Objective:
Pick out every line in the data below that holds "subtitle".

-- Start of Record extracts --

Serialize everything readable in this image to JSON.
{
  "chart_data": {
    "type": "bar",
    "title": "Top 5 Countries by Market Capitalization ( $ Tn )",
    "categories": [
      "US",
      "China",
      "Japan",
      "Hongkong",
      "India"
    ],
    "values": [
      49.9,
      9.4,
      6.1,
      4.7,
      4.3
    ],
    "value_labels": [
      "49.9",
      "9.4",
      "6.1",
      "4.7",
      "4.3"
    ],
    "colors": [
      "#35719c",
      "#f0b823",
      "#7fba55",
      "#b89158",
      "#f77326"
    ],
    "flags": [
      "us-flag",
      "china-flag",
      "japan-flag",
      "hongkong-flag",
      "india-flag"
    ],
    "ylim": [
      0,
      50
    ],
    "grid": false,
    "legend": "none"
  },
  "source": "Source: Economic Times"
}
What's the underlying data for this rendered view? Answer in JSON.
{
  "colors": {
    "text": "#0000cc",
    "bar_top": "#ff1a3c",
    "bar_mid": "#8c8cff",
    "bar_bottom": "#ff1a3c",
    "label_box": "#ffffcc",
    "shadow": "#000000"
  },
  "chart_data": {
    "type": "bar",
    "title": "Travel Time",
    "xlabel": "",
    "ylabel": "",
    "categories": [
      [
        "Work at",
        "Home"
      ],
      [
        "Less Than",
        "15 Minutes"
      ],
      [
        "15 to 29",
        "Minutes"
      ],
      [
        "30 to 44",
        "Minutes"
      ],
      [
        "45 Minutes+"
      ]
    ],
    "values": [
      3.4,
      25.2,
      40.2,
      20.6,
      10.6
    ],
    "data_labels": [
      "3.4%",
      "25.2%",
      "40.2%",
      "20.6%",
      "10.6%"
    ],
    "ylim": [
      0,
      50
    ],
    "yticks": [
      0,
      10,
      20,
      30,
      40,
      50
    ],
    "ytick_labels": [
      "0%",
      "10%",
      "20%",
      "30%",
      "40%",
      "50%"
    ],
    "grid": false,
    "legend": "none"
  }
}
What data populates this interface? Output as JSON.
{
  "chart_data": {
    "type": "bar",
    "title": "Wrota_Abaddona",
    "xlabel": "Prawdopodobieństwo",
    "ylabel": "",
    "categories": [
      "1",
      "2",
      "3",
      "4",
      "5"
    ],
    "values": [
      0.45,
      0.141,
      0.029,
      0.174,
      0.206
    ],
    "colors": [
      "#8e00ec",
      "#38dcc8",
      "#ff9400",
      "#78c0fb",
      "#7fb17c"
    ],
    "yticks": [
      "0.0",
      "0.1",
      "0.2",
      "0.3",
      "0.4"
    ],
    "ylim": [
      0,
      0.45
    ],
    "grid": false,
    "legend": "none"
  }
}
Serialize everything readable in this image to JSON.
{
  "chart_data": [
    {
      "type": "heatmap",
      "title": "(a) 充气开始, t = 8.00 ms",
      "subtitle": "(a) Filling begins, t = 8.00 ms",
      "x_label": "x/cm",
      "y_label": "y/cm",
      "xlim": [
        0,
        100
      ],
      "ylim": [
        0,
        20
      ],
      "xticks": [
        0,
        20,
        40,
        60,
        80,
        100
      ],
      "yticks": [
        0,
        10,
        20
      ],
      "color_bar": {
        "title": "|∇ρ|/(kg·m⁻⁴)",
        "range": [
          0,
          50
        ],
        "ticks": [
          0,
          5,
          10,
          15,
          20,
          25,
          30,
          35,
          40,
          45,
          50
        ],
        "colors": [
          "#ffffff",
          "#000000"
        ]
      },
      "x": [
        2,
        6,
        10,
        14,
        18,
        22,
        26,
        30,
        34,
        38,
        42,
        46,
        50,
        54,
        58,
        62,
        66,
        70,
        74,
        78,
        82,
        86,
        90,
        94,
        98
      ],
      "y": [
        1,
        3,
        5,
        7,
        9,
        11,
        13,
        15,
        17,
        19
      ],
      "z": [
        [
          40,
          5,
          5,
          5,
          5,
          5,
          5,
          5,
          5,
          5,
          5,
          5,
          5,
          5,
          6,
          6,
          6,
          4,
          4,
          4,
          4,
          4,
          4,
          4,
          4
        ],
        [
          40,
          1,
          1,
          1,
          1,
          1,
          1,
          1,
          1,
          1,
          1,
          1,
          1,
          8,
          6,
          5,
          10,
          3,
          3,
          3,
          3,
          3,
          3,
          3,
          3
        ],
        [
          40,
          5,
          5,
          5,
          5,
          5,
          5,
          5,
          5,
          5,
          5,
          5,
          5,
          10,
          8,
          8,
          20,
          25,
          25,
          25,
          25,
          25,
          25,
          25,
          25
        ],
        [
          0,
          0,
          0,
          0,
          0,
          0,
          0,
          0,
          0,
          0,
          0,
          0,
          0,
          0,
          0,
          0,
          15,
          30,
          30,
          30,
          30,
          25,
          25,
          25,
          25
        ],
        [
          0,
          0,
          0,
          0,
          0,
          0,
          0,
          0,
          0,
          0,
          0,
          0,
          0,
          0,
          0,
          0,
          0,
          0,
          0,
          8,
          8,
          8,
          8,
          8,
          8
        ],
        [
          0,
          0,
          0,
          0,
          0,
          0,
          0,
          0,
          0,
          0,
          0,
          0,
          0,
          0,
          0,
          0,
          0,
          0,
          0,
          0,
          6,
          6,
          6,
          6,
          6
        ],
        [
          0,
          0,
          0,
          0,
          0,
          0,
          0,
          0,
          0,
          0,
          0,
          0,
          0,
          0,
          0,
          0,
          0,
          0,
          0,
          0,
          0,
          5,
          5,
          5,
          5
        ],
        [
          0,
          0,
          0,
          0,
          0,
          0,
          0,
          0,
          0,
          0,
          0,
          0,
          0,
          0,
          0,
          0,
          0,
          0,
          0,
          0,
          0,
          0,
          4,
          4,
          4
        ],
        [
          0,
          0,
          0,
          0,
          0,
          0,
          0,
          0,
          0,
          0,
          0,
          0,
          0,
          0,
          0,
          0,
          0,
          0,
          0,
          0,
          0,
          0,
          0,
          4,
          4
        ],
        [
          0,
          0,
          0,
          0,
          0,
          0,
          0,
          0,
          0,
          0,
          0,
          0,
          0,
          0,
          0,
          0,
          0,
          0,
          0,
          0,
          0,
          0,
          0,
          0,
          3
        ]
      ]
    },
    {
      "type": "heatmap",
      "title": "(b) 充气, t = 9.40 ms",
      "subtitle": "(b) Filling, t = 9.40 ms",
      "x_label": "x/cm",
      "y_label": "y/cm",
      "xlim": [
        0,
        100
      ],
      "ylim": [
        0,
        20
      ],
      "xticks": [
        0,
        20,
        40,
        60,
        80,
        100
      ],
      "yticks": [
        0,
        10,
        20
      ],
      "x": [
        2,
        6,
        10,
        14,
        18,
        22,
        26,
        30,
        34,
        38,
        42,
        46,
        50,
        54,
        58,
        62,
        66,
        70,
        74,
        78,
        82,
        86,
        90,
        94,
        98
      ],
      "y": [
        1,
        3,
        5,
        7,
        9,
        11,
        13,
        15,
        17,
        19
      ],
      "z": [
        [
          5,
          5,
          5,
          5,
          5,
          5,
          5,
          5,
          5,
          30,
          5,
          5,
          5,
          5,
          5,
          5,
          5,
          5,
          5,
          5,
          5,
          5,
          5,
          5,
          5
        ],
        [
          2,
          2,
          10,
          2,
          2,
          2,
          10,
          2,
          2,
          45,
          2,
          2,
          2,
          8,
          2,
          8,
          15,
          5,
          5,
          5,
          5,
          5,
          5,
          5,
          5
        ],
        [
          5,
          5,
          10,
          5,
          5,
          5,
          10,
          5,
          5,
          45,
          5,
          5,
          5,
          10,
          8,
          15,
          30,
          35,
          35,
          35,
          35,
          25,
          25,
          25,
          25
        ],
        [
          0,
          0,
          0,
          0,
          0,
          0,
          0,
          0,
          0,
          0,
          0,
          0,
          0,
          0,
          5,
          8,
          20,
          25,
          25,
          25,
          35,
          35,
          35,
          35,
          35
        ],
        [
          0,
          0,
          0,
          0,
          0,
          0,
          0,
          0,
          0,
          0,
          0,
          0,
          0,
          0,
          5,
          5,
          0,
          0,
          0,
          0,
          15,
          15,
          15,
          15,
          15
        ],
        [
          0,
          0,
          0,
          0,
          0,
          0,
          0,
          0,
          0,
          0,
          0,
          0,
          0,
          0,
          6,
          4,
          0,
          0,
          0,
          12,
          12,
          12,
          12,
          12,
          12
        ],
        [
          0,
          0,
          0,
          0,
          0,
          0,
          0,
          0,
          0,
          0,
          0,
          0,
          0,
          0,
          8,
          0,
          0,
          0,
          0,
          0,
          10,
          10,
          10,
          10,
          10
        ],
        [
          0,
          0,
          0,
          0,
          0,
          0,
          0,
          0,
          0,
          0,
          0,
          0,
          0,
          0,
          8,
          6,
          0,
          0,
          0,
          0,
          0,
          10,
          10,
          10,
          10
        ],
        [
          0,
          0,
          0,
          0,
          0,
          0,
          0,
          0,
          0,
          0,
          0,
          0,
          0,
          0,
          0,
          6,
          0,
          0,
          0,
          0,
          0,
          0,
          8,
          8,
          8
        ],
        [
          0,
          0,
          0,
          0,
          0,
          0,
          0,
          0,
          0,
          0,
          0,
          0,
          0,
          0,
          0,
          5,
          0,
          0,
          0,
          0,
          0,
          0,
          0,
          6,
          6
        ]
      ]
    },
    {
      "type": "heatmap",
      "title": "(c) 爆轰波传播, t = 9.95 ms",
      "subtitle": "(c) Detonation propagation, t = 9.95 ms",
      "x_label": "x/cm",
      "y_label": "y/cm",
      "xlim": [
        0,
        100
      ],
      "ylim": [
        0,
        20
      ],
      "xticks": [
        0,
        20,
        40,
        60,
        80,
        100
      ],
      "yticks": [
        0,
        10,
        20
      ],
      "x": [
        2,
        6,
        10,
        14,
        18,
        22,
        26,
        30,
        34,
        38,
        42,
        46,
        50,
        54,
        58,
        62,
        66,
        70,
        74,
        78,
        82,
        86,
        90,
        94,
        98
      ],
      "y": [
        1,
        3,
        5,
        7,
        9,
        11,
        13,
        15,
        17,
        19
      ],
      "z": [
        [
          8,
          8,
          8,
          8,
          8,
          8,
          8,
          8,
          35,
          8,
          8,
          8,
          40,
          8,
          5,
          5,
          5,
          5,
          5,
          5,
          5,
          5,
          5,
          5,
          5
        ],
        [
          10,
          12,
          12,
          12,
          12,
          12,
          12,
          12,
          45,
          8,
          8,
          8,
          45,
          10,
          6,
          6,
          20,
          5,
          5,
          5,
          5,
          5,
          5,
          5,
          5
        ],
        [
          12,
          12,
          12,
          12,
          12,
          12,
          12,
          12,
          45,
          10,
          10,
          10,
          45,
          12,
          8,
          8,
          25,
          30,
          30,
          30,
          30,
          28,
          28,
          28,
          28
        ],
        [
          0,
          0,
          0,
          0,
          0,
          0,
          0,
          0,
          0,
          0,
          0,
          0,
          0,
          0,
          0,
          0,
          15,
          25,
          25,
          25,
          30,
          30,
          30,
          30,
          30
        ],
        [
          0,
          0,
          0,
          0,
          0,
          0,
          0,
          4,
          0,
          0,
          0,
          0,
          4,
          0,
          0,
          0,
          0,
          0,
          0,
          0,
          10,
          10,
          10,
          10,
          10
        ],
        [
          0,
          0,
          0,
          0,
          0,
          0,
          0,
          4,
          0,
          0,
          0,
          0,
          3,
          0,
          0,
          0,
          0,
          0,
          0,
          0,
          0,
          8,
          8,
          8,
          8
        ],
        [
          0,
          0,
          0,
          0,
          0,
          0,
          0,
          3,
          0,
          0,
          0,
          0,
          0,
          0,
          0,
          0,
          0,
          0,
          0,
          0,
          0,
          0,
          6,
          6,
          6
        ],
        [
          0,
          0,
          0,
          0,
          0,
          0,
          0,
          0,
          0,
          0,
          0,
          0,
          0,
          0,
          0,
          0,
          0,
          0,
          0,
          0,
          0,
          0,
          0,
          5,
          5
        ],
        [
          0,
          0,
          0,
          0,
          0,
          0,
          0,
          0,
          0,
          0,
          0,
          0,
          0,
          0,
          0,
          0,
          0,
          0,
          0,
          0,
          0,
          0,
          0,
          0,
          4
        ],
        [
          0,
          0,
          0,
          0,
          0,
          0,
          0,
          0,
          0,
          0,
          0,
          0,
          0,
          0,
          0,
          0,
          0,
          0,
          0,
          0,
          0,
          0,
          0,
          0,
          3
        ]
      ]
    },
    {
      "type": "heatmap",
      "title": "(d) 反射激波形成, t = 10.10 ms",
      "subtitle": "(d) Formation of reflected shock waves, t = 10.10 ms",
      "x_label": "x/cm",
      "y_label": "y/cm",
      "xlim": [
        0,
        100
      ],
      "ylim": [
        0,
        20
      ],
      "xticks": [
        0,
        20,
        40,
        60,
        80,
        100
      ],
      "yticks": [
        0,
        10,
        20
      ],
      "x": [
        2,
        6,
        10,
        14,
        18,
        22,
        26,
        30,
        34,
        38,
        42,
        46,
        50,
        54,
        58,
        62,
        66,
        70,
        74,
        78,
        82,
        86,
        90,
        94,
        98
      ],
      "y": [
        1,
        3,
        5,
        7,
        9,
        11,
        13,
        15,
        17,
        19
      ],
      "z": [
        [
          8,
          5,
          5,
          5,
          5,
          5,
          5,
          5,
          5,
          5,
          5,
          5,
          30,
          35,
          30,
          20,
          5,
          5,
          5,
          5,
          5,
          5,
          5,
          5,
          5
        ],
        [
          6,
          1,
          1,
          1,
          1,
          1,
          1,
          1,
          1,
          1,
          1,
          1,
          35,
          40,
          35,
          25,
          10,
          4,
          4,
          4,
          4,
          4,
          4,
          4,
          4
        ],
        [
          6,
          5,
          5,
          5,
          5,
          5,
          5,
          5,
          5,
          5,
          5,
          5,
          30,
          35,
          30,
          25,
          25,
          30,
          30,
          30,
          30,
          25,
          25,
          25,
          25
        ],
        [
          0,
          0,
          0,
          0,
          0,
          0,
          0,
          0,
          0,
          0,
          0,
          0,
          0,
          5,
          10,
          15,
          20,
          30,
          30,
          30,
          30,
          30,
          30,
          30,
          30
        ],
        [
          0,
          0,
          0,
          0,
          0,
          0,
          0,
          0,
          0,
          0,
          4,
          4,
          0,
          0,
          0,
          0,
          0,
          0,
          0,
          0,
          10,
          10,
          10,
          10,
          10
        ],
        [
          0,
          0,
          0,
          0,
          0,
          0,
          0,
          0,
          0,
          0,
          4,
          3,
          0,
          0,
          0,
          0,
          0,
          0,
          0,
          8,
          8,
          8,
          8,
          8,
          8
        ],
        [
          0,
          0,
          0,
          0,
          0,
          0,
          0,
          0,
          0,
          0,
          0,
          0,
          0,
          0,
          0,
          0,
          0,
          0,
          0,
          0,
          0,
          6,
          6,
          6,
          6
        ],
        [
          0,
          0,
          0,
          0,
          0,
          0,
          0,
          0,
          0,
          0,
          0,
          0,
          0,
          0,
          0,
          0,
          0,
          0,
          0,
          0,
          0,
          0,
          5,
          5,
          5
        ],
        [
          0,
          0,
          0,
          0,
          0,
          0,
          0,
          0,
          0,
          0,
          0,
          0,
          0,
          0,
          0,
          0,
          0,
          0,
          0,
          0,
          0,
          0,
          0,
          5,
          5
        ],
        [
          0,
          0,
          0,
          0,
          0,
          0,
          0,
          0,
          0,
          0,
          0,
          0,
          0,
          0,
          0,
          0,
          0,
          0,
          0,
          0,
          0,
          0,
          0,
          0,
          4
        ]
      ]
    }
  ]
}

-- End of Record extracts --

Solved exercise:
      "subtitle": "(a) Filling begins, t = 8.00 ms",
      "subtitle": "(b) Filling, t = 9.40 ms",
      "subtitle": "(c) Detonation propagation, t = 9.95 ms",
      "subtitle": "(d) Formation of reflected shock waves, t = 10.10 ms",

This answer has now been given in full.